-- Start Raw data --
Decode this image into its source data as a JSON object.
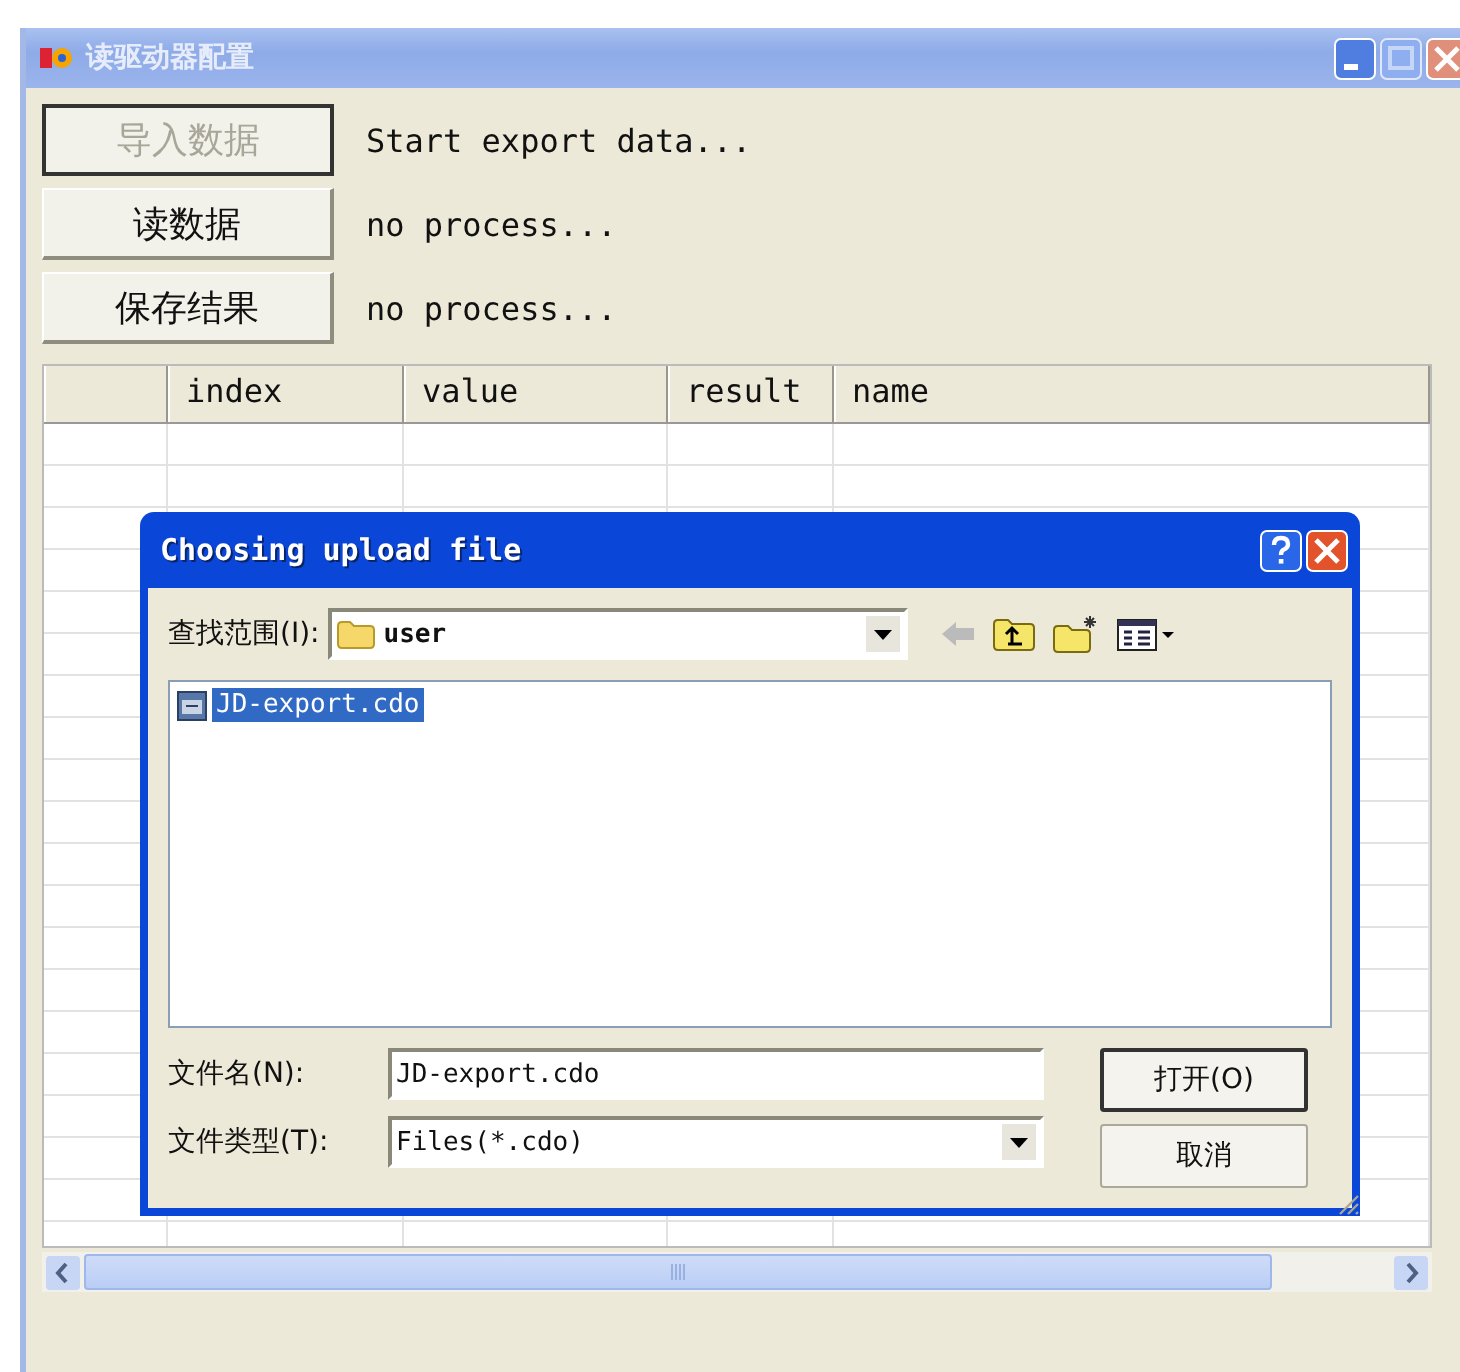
{
  "window": {
    "title": "读驱动器配置",
    "active": false
  },
  "actions": [
    {
      "label": "导入数据",
      "disabled": true,
      "status": "Start export data..."
    },
    {
      "label": "读数据",
      "disabled": false,
      "status": "no process..."
    },
    {
      "label": "保存结果",
      "disabled": false,
      "status": "no process..."
    }
  ],
  "table": {
    "columns": [
      "",
      "index",
      "value",
      "result",
      "name"
    ]
  },
  "dialog": {
    "title": "Choosing upload file",
    "look_in_label": "查找范围(I):",
    "look_in": "user",
    "files": [
      {
        "name": "JD-export.cdo",
        "selected": true
      }
    ],
    "file_name_label": "文件名(N):",
    "file_name": "JD-export.cdo",
    "file_type_label": "文件类型(T):",
    "file_type": "Files(*.cdo)",
    "buttons": [
      {
        "label": "打开(O)",
        "default": true
      },
      {
        "label": "取消",
        "default": false
      }
    ]
  }
}
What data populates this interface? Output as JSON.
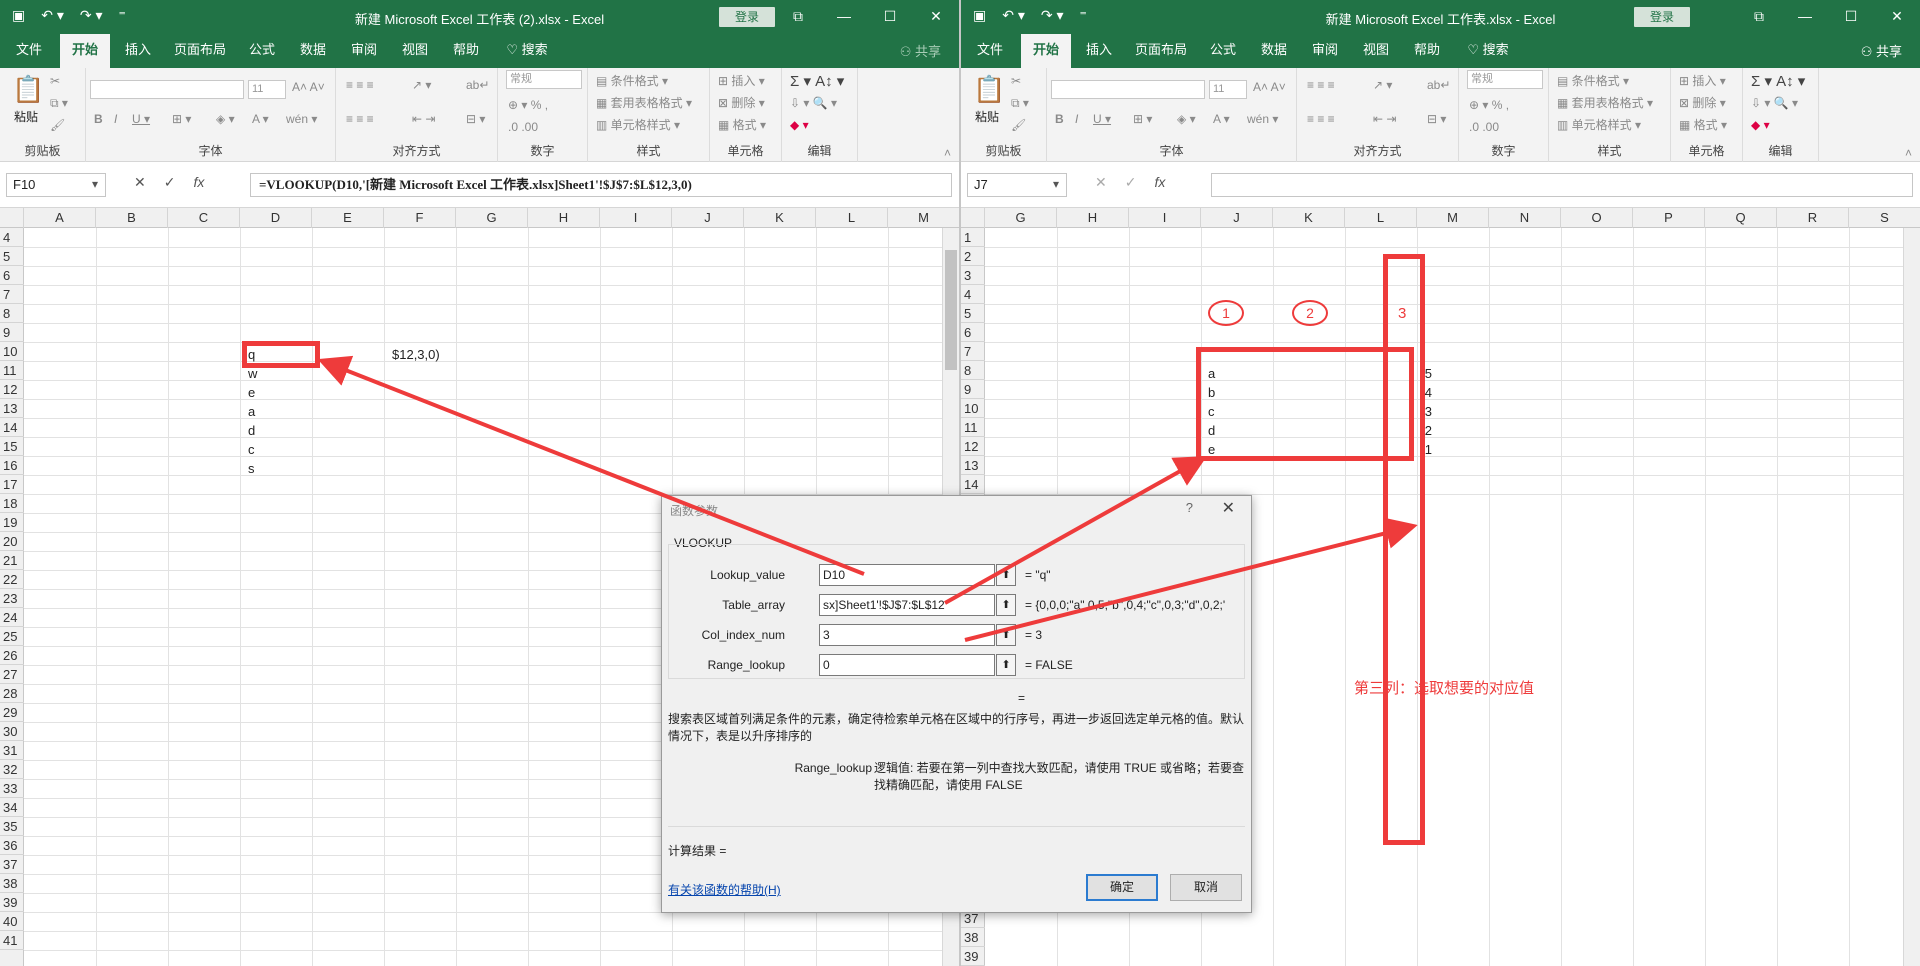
{
  "left_window": {
    "title": "新建 Microsoft Excel 工作表 (2).xlsx  -  Excel",
    "login": "登录",
    "tabs": [
      "文件",
      "开始",
      "插入",
      "页面布局",
      "公式",
      "数据",
      "审阅",
      "视图",
      "帮助",
      "搜索"
    ],
    "share": "共享",
    "ribbon_groups": [
      "剪贴板",
      "字体",
      "对齐方式",
      "数字",
      "样式",
      "单元格",
      "编辑"
    ],
    "paste_label": "粘贴",
    "font_size": "11",
    "number_format": "常规",
    "conditional_format": "条件格式",
    "table_format": "套用表格格式",
    "cell_style": "单元格样式",
    "insert": "插入",
    "delete": "删除",
    "format": "格式",
    "name_box": "F10",
    "formula": "=VLOOKUP(D10,'[新建 Microsoft Excel 工作表.xlsx]Sheet1'!$J$7:$L$12,3,0)",
    "columns": [
      "A",
      "B",
      "C",
      "D",
      "E",
      "F",
      "G",
      "H",
      "I",
      "J",
      "K",
      "L",
      "M"
    ],
    "rows": [
      "4",
      "5",
      "6",
      "7",
      "8",
      "9",
      "10",
      "11",
      "12",
      "13",
      "14",
      "15",
      "16",
      "17",
      "18",
      "19",
      "20",
      "21",
      "22",
      "23",
      "24",
      "25",
      "26",
      "27",
      "28",
      "29",
      "30",
      "31",
      "32",
      "33",
      "34",
      "35",
      "36",
      "37",
      "38",
      "39",
      "40",
      "41"
    ],
    "cells": {
      "d10": "q",
      "d11": "w",
      "d12": "e",
      "d13": "a",
      "d14": "d",
      "d15": "c",
      "d16": "s",
      "f10": "$12,3,0)"
    }
  },
  "right_window": {
    "title": "新建 Microsoft Excel 工作表.xlsx  -  Excel",
    "login": "登录",
    "tabs": [
      "文件",
      "开始",
      "插入",
      "页面布局",
      "公式",
      "数据",
      "审阅",
      "视图",
      "帮助",
      "搜索"
    ],
    "share": "共享",
    "name_box": "J7",
    "formula": "",
    "columns": [
      "G",
      "H",
      "I",
      "J",
      "K",
      "L",
      "M",
      "N",
      "O",
      "P",
      "Q",
      "R",
      "S"
    ],
    "rows": [
      "1",
      "2",
      "3",
      "4",
      "5",
      "6",
      "7",
      "8",
      "9",
      "10",
      "11",
      "12",
      "13",
      "14"
    ],
    "bottom_rows": [
      "37",
      "38",
      "39"
    ],
    "table": [
      [
        "a",
        "5"
      ],
      [
        "b",
        "4"
      ],
      [
        "c",
        "3"
      ],
      [
        "d",
        "2"
      ],
      [
        "e",
        "1"
      ]
    ],
    "annotations": {
      "circle1": "1",
      "circle2": "2",
      "label3": "3",
      "note": "第三列：选取想要的对应值"
    }
  },
  "dialog": {
    "title": "函数参数",
    "help_q": "?",
    "close": "✕",
    "function": "VLOOKUP",
    "args": [
      {
        "label": "Lookup_value",
        "value": "D10",
        "result": "=  \"q\""
      },
      {
        "label": "Table_array",
        "value": "sx]Sheet1'!$J$7:$L$12",
        "result": "=  {0,0,0;\"a\",0,5;\"b\",0,4;\"c\",0,3;\"d\",0,2;'"
      },
      {
        "label": "Col_index_num",
        "value": "3",
        "result": "=  3"
      },
      {
        "label": "Range_lookup",
        "value": "0",
        "result": "=  FALSE"
      }
    ],
    "eq": "=",
    "description": "搜索表区域首列满足条件的元素，确定待检索单元格在区域中的行序号，再进一步返回选定单元格的值。默认情况下，表是以升序排序的",
    "param_name": "Range_lookup",
    "param_desc": "逻辑值: 若要在第一列中查找大致匹配，请使用 TRUE 或省略；若要查找精确匹配，请使用 FALSE",
    "calc_result": "计算结果 =",
    "help_link": "有关该函数的帮助(H)",
    "ok": "确定",
    "cancel": "取消"
  },
  "colors": {
    "excel_green": "#217346",
    "annotation_red": "#ee3b3b"
  }
}
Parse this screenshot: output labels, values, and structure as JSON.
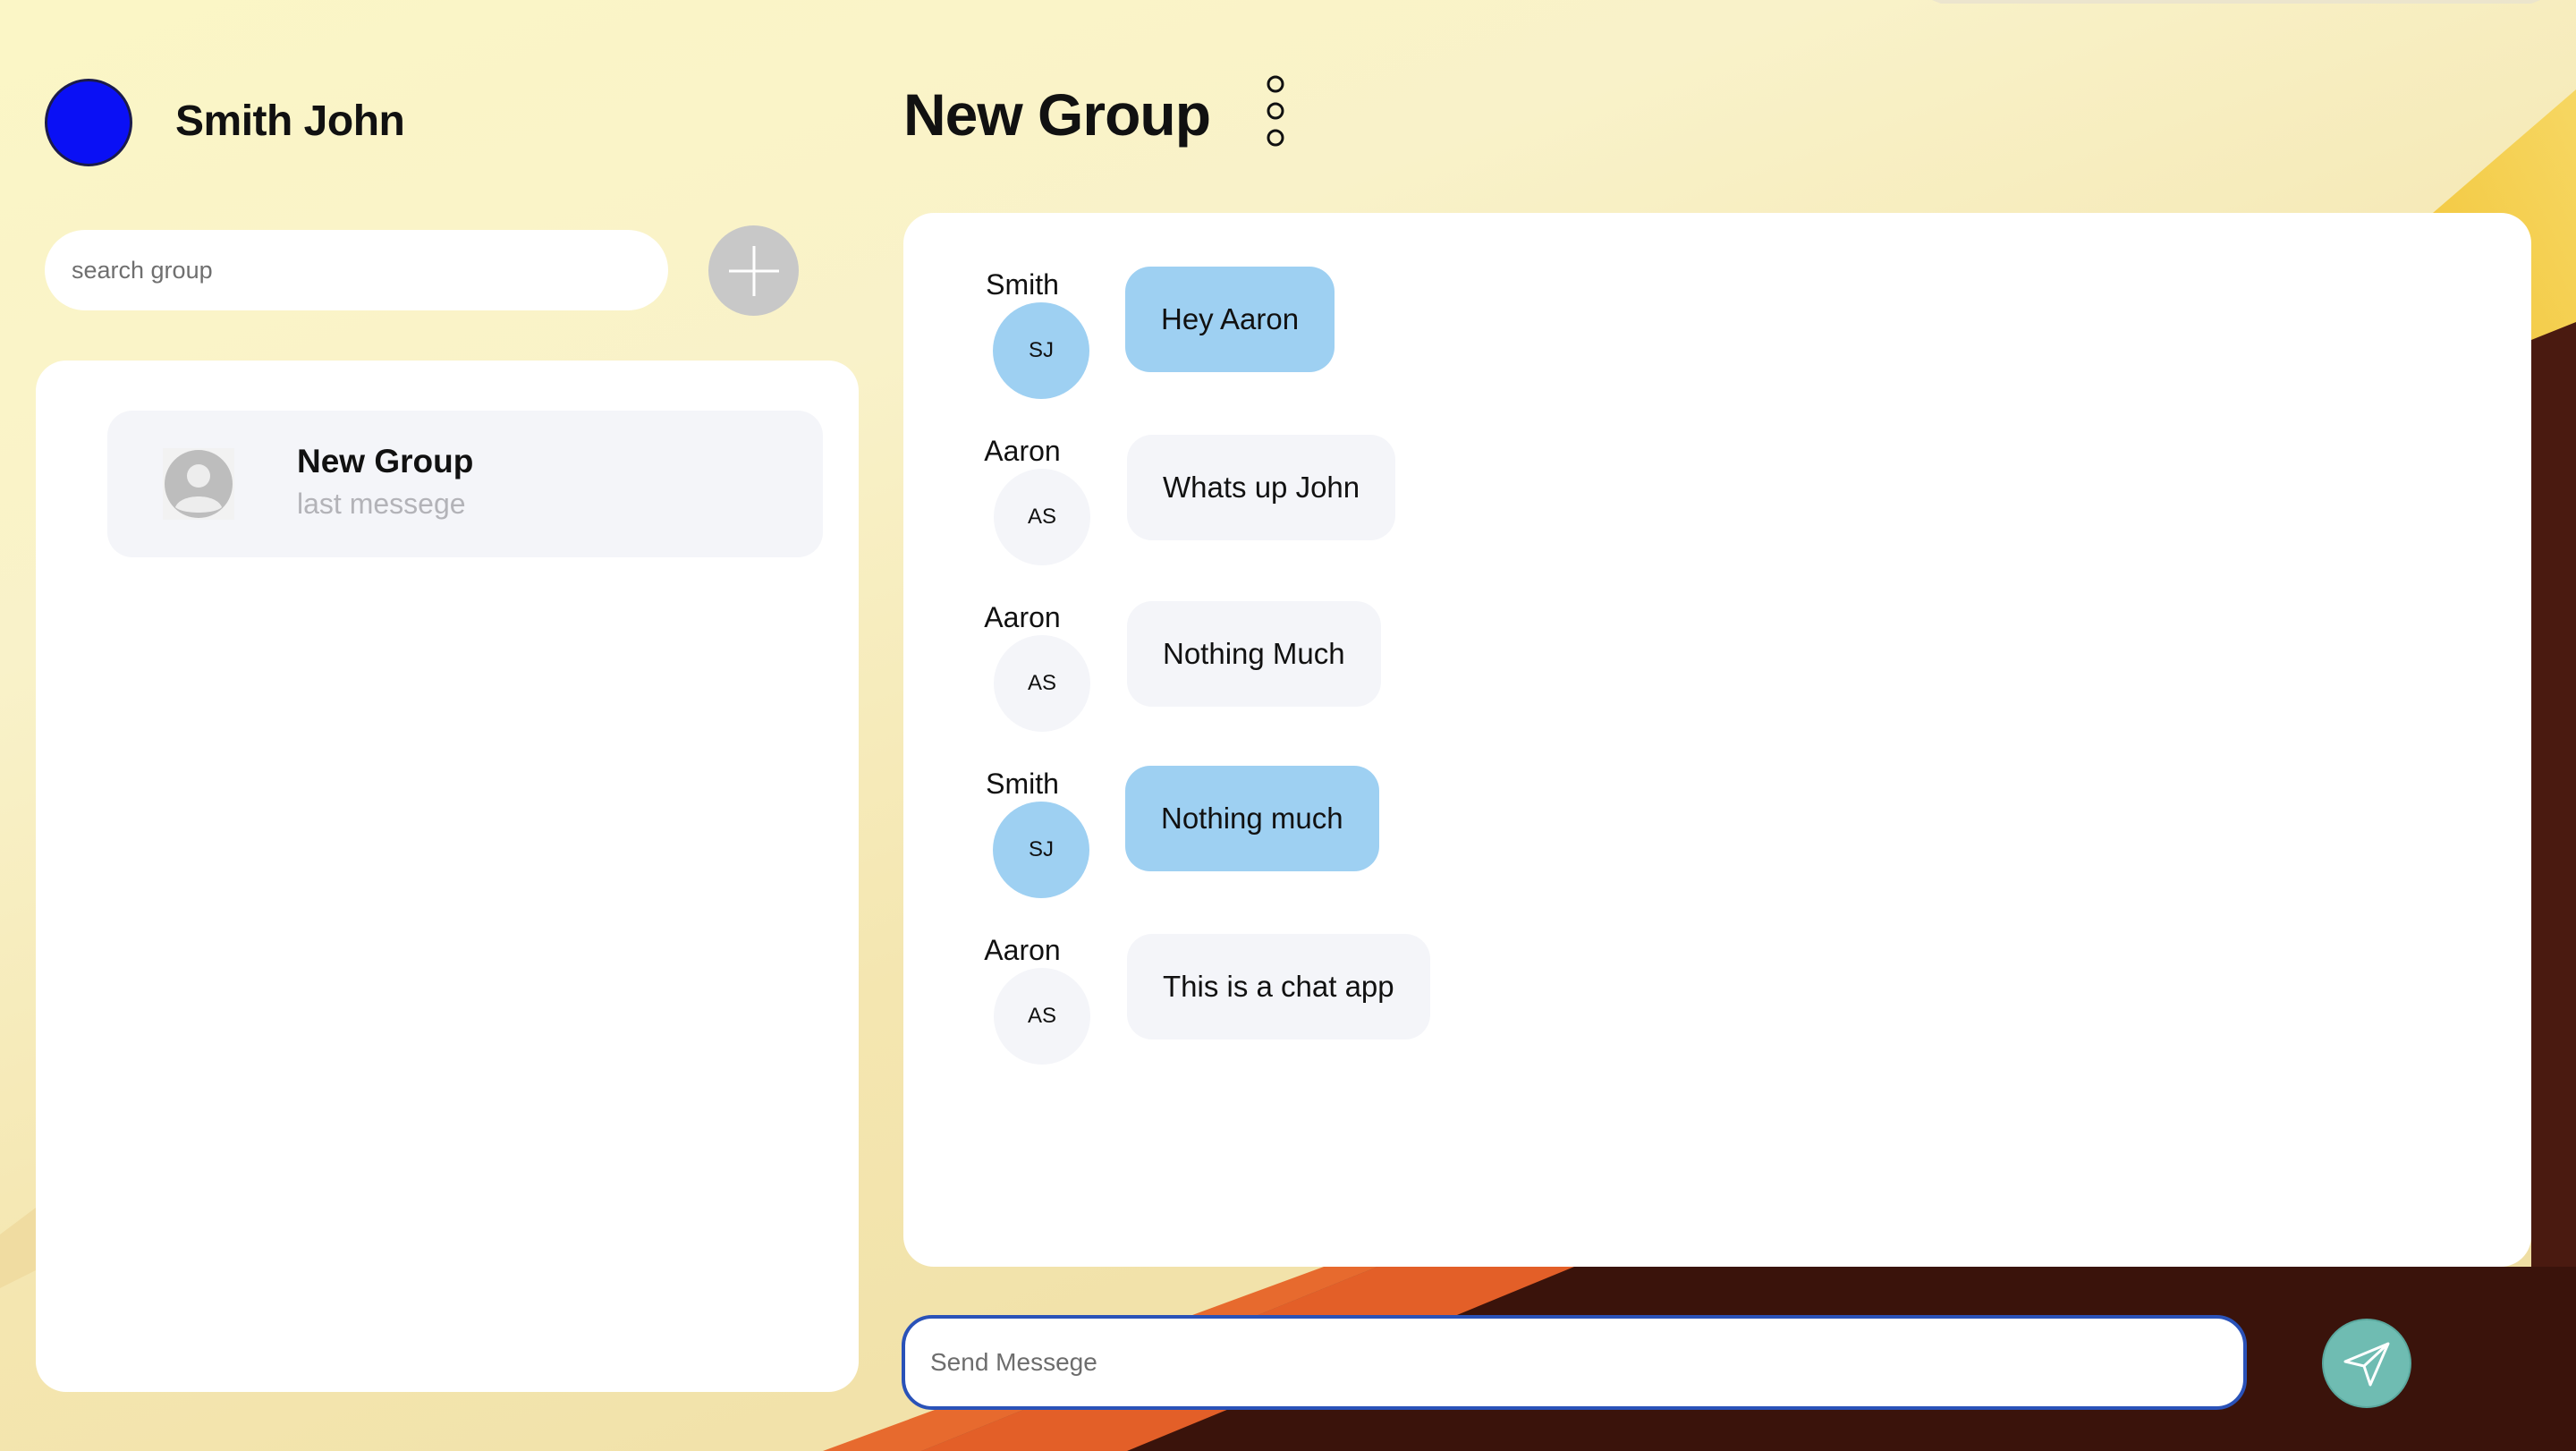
{
  "user": {
    "name": "Smith John",
    "avatar_color": "#0a10f5"
  },
  "search": {
    "placeholder": "search group"
  },
  "groups": [
    {
      "name": "New Group",
      "last_message": "last messege"
    }
  ],
  "chat": {
    "title": "New Group",
    "messages": [
      {
        "sender": "Smith",
        "initials": "SJ",
        "text": "Hey Aaron",
        "mine": true
      },
      {
        "sender": "Aaron",
        "initials": "AS",
        "text": "Whats up John",
        "mine": false
      },
      {
        "sender": "Aaron",
        "initials": "AS",
        "text": "Nothing Much",
        "mine": false
      },
      {
        "sender": "Smith",
        "initials": "SJ",
        "text": "Nothing much",
        "mine": true
      },
      {
        "sender": "Aaron",
        "initials": "AS",
        "text": "This is a chat app",
        "mine": false
      }
    ]
  },
  "composer": {
    "placeholder": "Send Messege"
  },
  "icons": {
    "add": "plus-icon",
    "options": "vertical-dots-icon",
    "send": "paper-plane-icon",
    "group_avatar": "person-placeholder-icon"
  },
  "colors": {
    "my_bubble": "#9ed0f2",
    "their_bubble": "#f4f5f9",
    "send_button": "#6fbcb2",
    "input_focus_border": "#2a52b8"
  }
}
-- End Raw data --
List every line above that holds the word "Microsoft".

## Exercise response
    "title": "新建 Microsoft Excel 工作表 (2).xlsx  -  Excel",
    "formula": "=VLOOKUP(D10,'[新建 Microsoft Excel 工作表.xlsx]Sheet1'!$J$7:$L$12,3,0)",
    "title": "新建 Microsoft Excel 工作表.xlsx  -  Excel",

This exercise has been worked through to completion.